··· EXERCISE INPUTS
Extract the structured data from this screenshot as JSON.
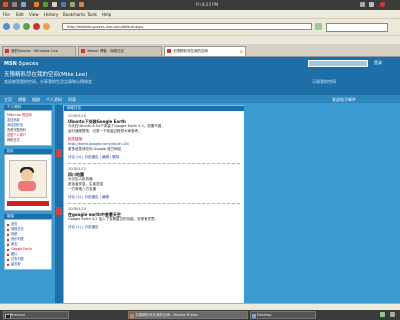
{
  "panel": {
    "clock": "Fri 8:23 PM"
  },
  "menubar": [
    "File",
    "Edit",
    "View",
    "History",
    "Bookmarks",
    "Tools",
    "Help"
  ],
  "navbar": {
    "url": "http://mikelee.spaces.live.com/default.aspx"
  },
  "tabs": [
    {
      "label": "我的Spaces - Windows Live"
    },
    {
      "label": "Yahoo! 博客 - 网络日志"
    },
    {
      "label": "无限精彩尽在我的空间"
    }
  ],
  "site": {
    "brand": "MSN",
    "brand_sub": "Spaces",
    "title": "无限精彩尽在我的空间(Mike Lee)",
    "subtitle": "欢迎来到我的空间，分享我的生活点滴和心得体会",
    "subtitle_right": "订阅我的空间",
    "head_link": "登录",
    "nav": [
      "主页",
      "博客",
      "相册",
      "个人资料",
      "列表"
    ],
    "nav_right": "发送电子邮件"
  },
  "sidebar": {
    "profile_head": "个人资料",
    "profile_lines": [
      "Mike Lee 的空间",
      "发送消息",
      "添加到好友",
      "查看完整资料",
      "这是个人简介",
      "网络日志"
    ],
    "photo_head": "相片",
    "links_head": "链接",
    "links": [
      "首页",
      "网络日志",
      "相册",
      "音乐列表",
      "朋友",
      "Google Earth",
      "图片",
      "日志列表",
      "留言板"
    ]
  },
  "content": {
    "head": "网络日志",
    "posts": [
      {
        "date": "2008/5/16",
        "title": "Ubuntu下安装Google Earth",
        "body": [
          "今天在Ubuntu 8.04下安装了Google Earth 4.3，效果不错，",
          "运行速度很快，记录一下安装过程供大家参考。"
        ],
        "meta": "评论 (0) | 引用通告 | 编辑 | 删除",
        "extra": [
          "相关链接：",
          "http://earth.google.com/intl/zh-CN/",
          "更多信息请访问 Google 官方网站"
        ]
      },
      {
        "date": "2008/5/12",
        "title": "四川地震",
        "body": [
          "为灾区人民祈福",
          "愿逝者安息，生者坚强",
          "一方有难八方支援"
        ],
        "meta": "评论 (2) | 引用通告 | 编辑"
      },
      {
        "date": "2008/5/10",
        "title": "在google earth中查看天空",
        "body": [
          "Google Earth 4.2 加入了查看星空的功能，非常有意思。"
        ],
        "meta": "评论 (1) | 引用通告"
      }
    ]
  },
  "taskbar": [
    {
      "label": "Terminal"
    },
    {
      "label": "无限精彩尽在我的空间 - Mozilla Firefox"
    },
    {
      "label": "Desktop"
    }
  ],
  "colors": {
    "header": "#1e6fa8",
    "page_bg": "#3a9bd0",
    "panel": "#3b3b3b"
  }
}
······
### WRITTEN TASK
Quote the records above exactly, leaving out any pictures.

### TASK ANSWER
Extract the structured data from this screenshot as JSON.
{
  "panel": {
    "clock": "Fri 8:23 PM"
  },
  "menubar": [
    "File",
    "Edit",
    "View",
    "History",
    "Bookmarks",
    "Tools",
    "Help"
  ],
  "navbar": {
    "url": "http://mikelee.spaces.live.com/default.aspx"
  },
  "tabs": [
    {
      "label": "我的Spaces - Windows Live"
    },
    {
      "label": "Yahoo! 博客 - 网络日志"
    },
    {
      "label": "无限精彩尽在我的空间"
    }
  ],
  "site": {
    "brand": "MSN",
    "brand_sub": "Spaces",
    "title": "无限精彩尽在我的空间(Mike Lee)",
    "subtitle": "欢迎来到我的空间，分享我的生活点滴和心得体会",
    "subtitle_right": "订阅我的空间",
    "head_link": "登录",
    "nav": [
      "主页",
      "博客",
      "相册",
      "个人资料",
      "列表"
    ],
    "nav_right": "发送电子邮件"
  },
  "sidebar": {
    "profile_head": "个人资料",
    "profile_lines": [
      "Mike Lee 的空间",
      "发送消息",
      "添加到好友",
      "查看完整资料",
      "这是个人简介",
      "网络日志"
    ],
    "photo_head": "相片",
    "links_head": "链接",
    "links": [
      "首页",
      "网络日志",
      "相册",
      "音乐列表",
      "朋友",
      "Google Earth",
      "图片",
      "日志列表",
      "留言板"
    ]
  },
  "content": {
    "head": "网络日志",
    "posts": [
      {
        "date": "2008/5/16",
        "title": "Ubuntu下安装Google Earth",
        "body": [
          "今天在Ubuntu 8.04下安装了Google Earth 4.3，效果不错，",
          "运行速度很快，记录一下安装过程供大家参考。"
        ],
        "meta": "评论 (0) | 引用通告 | 编辑 | 删除",
        "extra": [
          "相关链接：",
          "http://earth.google.com/intl/zh-CN/",
          "更多信息请访问 Google 官方网站"
        ]
      },
      {
        "date": "2008/5/12",
        "title": "四川地震",
        "body": [
          "为灾区人民祈福",
          "愿逝者安息，生者坚强",
          "一方有难八方支援"
        ],
        "meta": "评论 (2) | 引用通告 | 编辑"
      },
      {
        "date": "2008/5/10",
        "title": "在google earth中查看天空",
        "body": [
          "Google Earth 4.2 加入了查看星空的功能，非常有意思。"
        ],
        "meta": "评论 (1) | 引用通告"
      }
    ]
  },
  "taskbar": [
    {
      "label": "Terminal"
    },
    {
      "label": "无限精彩尽在我的空间 - Mozilla Firefox"
    },
    {
      "label": "Desktop"
    }
  ],
  "colors": {
    "header": "#1e6fa8",
    "page_bg": "#3a9bd0",
    "panel": "#3b3b3b"
  }
}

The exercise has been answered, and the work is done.